Latihan 1: Bisakah Anda menyalin tanpa perubahan bagian teks tentang capat, mulai dari "Di masa lalu, capat" dan berakhir pada "berburu di sungai."?
Latihan 2: Teruskan teks tentang capat orang Manggarai dari kalimat terakhir yang tercantum.

Kutipan Teks:
═══

Di masa lalu, capat yang dibuat dari anyaman bambu dengan bentuk menyerupai terompet, digunakan oleh orang Manggarai untuk menjebak udang, belut, katak, kepiting dan lain-lain di sungai. Dilengkapi pemberat seperlunya, capat diletakkan di arus deras sore harinya. Ketika malam tiba, belut, udang, kepiting, ikan keluar dari sarang untuk mencari makanan. Ketika melewati arus deras itu dan terbawa arus mereka akan terjebak di capat.
Pagi hari, capat diangkat dan hasil tangkapan semalaman diambil untuk lauk. Begitulah cara orang tua mengasupi kebutuhan gizi keluarga dengan mengambil apa yang disediakan oleh alam, sungai yang bebas sampah plastik dan limpah. Ini adalah salah satu dari banyak cara leluhur Orang Manggarai berburu di sungai.
Kamis, 21 April 2022, di kantor Ekopastoral Fransiskan Pagal-Manggarai-NTT, tujuh pemuda yang adalah aspiran OFM-Pagal membuat capat dengan ukuran yang cukup besar. Rencananya capat ini akan dibawa ke kali kecil di tepi hutan lindung RTK 18, di belakang kantor Ekopastoral Fransiskan Pagal. Ada satu sumur yang digali di tepi kali kecil ini. Ekopastoral Fransiskan menarik air dengan mesin penarik air dari sumur ini untuk air minum dan kebutuhan MCK.

═══

(Entri elemen berbingkai)
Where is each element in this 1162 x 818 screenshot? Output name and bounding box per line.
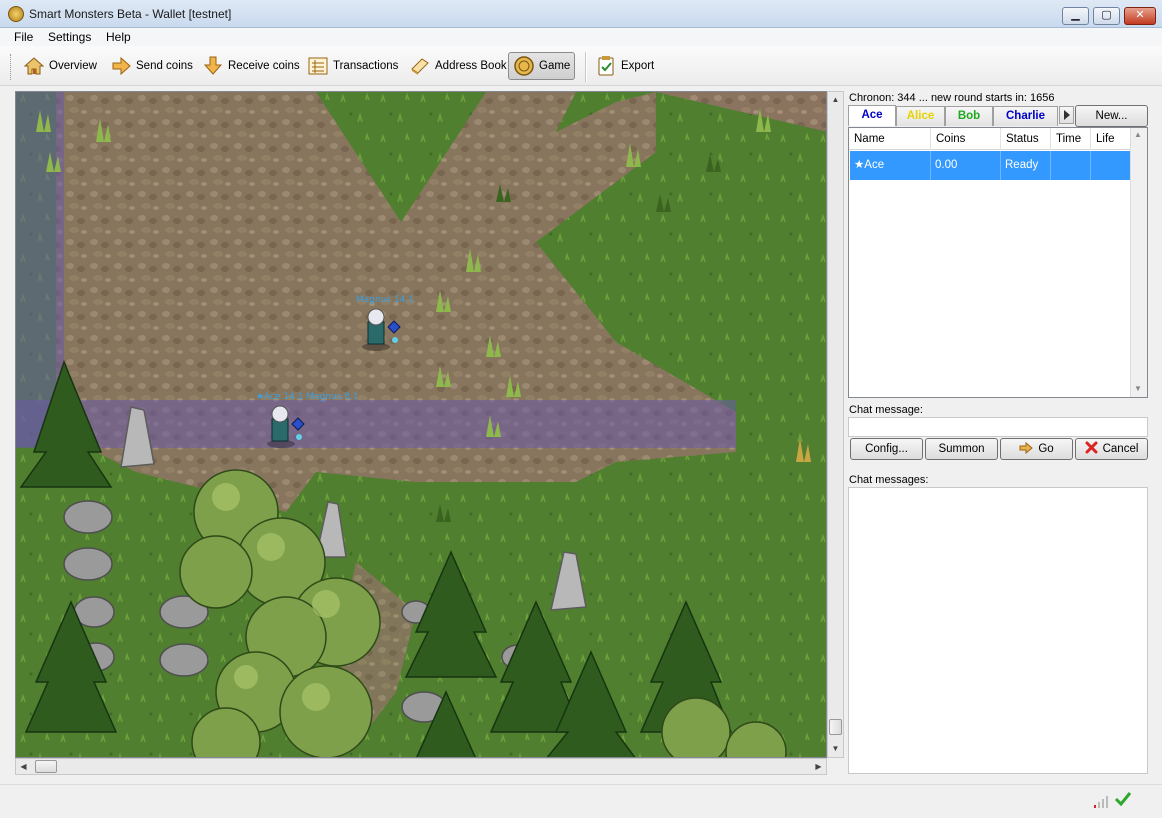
game-map-view[interactable]: Magnus 14.1 ★Ace 14.1 Magnus 8.1 <box>15 91 827 758</box>
list-icon <box>307 55 329 77</box>
export-label: Export <box>621 60 655 72</box>
game-label: Game <box>539 60 571 72</box>
tab-alice-label: Alice <box>906 110 935 122</box>
send-coins-label: Send coins <box>136 60 193 72</box>
table-header: Name Coins Status Time Life <box>849 128 1131 150</box>
overview-button[interactable]: Overview <box>19 52 101 80</box>
cell-time <box>1051 151 1091 180</box>
player-tabs: Ace Alice Bob Charlie <box>848 105 1078 126</box>
vertical-scroll-thumb[interactable] <box>829 719 842 735</box>
overview-label: Overview <box>49 60 97 72</box>
app-icon <box>8 6 24 22</box>
tab-bob[interactable]: Bob <box>945 106 993 126</box>
chat-message-label: Chat message: <box>849 404 923 416</box>
transactions-button[interactable]: Transactions <box>303 52 402 80</box>
chat-messages-log[interactable] <box>848 487 1148 774</box>
cell-life <box>1091 151 1131 180</box>
window-title: Smart Monsters Beta - Wallet [testnet] <box>29 7 232 21</box>
game-button[interactable]: Game <box>508 52 576 80</box>
config-button[interactable]: Config... <box>850 438 923 460</box>
go-button[interactable]: Go <box>1000 438 1073 460</box>
cancel-button[interactable]: Cancel <box>1075 438 1148 460</box>
players-table: Name Coins Status Time Life ★Ace 0.00 Re… <box>848 127 1148 398</box>
home-icon <box>23 55 45 77</box>
minimize-button[interactable]: ▁ <box>1062 7 1089 25</box>
menu-bar: File Settings Help <box>0 28 1162 46</box>
cell-name: ★Ace <box>850 151 931 180</box>
column-life[interactable]: Life <box>1091 128 1131 150</box>
tab-alice[interactable]: Alice <box>896 106 945 126</box>
sync-ok-icon <box>1114 791 1132 810</box>
menu-settings[interactable]: Settings <box>48 30 91 44</box>
game-vertical-scrollbar[interactable]: ▲ ▼ <box>827 91 844 758</box>
book-icon <box>409 55 431 77</box>
table-scroll-up-icon[interactable]: ▲ <box>1134 130 1142 139</box>
window-title-bar: Smart Monsters Beta - Wallet [testnet] ▁… <box>0 0 1162 28</box>
scroll-down-icon[interactable]: ▼ <box>828 741 843 756</box>
new-player-button[interactable]: New... <box>1075 105 1148 127</box>
arrow-down-icon <box>202 55 224 77</box>
table-scroll-down-icon[interactable]: ▼ <box>1134 384 1142 393</box>
receive-coins-label: Receive coins <box>228 60 300 72</box>
column-status[interactable]: Status <box>1001 128 1051 150</box>
chronon-status: Chronon: 344 ... new round starts in: 16… <box>849 92 1055 104</box>
cancel-label: Cancel <box>1102 443 1139 455</box>
cell-coins: 0.00 <box>931 151 1001 180</box>
tab-charlie-label: Charlie <box>1006 110 1045 122</box>
scroll-right-icon[interactable]: ▶ <box>811 759 826 774</box>
cancel-x-icon <box>1085 441 1098 457</box>
tab-bob-label: Bob <box>957 110 981 122</box>
close-button[interactable]: ✕ <box>1124 7 1156 25</box>
export-button[interactable]: Export <box>591 52 658 80</box>
menu-file[interactable]: File <box>14 30 33 44</box>
column-name[interactable]: Name <box>849 128 931 150</box>
receive-coins-button[interactable]: Receive coins <box>198 52 304 80</box>
new-player-label: New... <box>1095 110 1128 122</box>
menu-help[interactable]: Help <box>106 30 131 44</box>
column-time[interactable]: Time <box>1051 128 1091 150</box>
scroll-left-icon[interactable]: ◀ <box>16 759 31 774</box>
toolbar-separator <box>585 52 587 82</box>
toolbar-grip[interactable] <box>10 54 13 80</box>
clipboard-icon <box>595 55 617 77</box>
main-toolbar: Overview Send coins Receive coins Transa… <box>0 46 1162 86</box>
column-coins[interactable]: Coins <box>931 128 1001 150</box>
scroll-up-icon[interactable]: ▲ <box>828 92 843 107</box>
arrow-right-icon <box>110 55 132 77</box>
maximize-button[interactable]: ▢ <box>1093 7 1120 25</box>
send-coins-button[interactable]: Send coins <box>106 52 197 80</box>
tab-ace-label: Ace <box>861 109 883 121</box>
address-book-label: Address Book <box>435 60 507 72</box>
status-bar <box>0 784 1162 818</box>
horizontal-scroll-thumb[interactable] <box>35 760 57 773</box>
coin-icon <box>513 55 535 77</box>
table-scrollbar[interactable]: ▲ ▼ <box>1130 128 1147 397</box>
config-label: Config... <box>865 443 908 455</box>
go-arrow-icon <box>1019 441 1034 457</box>
go-label: Go <box>1038 443 1054 455</box>
chat-messages-label: Chat messages: <box>849 474 929 486</box>
game-map: Magnus 14.1 ★Ace 14.1 Magnus 8.1 <box>16 92 826 757</box>
summon-label: Summon <box>938 443 985 455</box>
player-b-label: ★Ace 14.1 Magnus 8.1 <box>256 392 359 402</box>
tab-ace[interactable]: Ace <box>848 105 896 126</box>
summon-button[interactable]: Summon <box>925 438 998 460</box>
address-book-button[interactable]: Address Book <box>405 52 511 80</box>
transactions-label: Transactions <box>333 60 399 72</box>
tab-charlie[interactable]: Charlie <box>993 106 1058 126</box>
game-horizontal-scrollbar[interactable]: ◀ ▶ <box>15 758 827 775</box>
chat-message-input[interactable] <box>848 417 1148 437</box>
tab-scroll-right-icon[interactable] <box>1059 106 1074 124</box>
player-a-label: Magnus 14.1 <box>356 295 414 305</box>
connections-icon <box>1093 795 1109 812</box>
cell-status: Ready <box>1001 151 1051 180</box>
table-row[interactable]: ★Ace 0.00 Ready <box>850 151 1131 180</box>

═══

Jawaban Tugas 1:
Di masa lalu, capat yang dibuat dari anyaman bambu dengan bentuk menyerupai terompet, digunakan oleh orang Manggarai untuk menjebak udang, belut, katak, kepiting dan lain-lain di sungai. Dilengkapi pemberat seperlunya, capat diletakkan di arus deras sore harinya. Ketika malam tiba, belut, udang, kepiting, ikan keluar dari sarang untuk mencari makanan. Ketika melewati arus deras itu dan terbawa arus mereka akan terjebak di capat.
Pagi hari, capat diangkat dan hasil tangkapan semalaman diambil untuk lauk. Begitulah cara orang tua mengasupi kebutuhan gizi keluarga dengan mengambil apa yang disediakan oleh alam, sungai yang bebas sampah plastik dan limpah. Ini adalah salah satu dari banyak cara leluhur Orang Manggarai berburu di sungai.

Jawaban Tugas 2:
Apakah capat itu akan dipakai untuk menangkap katak, udang, belut dan ikan yang mungkin ada di kali kecil itu? Ceritanya tidaklah demikian. Koordinator Ekopastoral Fransiskan Pagal, Sdr. Johnny Dohut OFM mengatakan “Pagi ini, bertepatan dengan peringatan hari Bumi, 22 April 2022, kami memakai capat ini untuk menangkap sampah. Usai merayakan Ekaristi peringatan Hari Bumi, kami turun ke kali kecil itu untuk menangkap sampah yang selain meracuni semua kehidupan sepanjang kali kecil itu juga mencemari sumber air yang kami pakai di sumur itu.”
Capat Sampah
Aspiran OFM asal Lembawa, Krisantus Ale Ruing (21) mengungkapkan “Siang ini kami berhasil menangkap beragam jenis sampah plastik. Kemasan oli, karung, popok (pampers), dan pembalut berhasil dikumpulkan sepanjang lima puluh meter dari sumur Ekopastoral. Tim menghitung sampah pampers sebanyak 29 buah. Pemungutan sampah dihentikan siang ini karena hujan mengguyur hingga pukul 17.00 WIT.”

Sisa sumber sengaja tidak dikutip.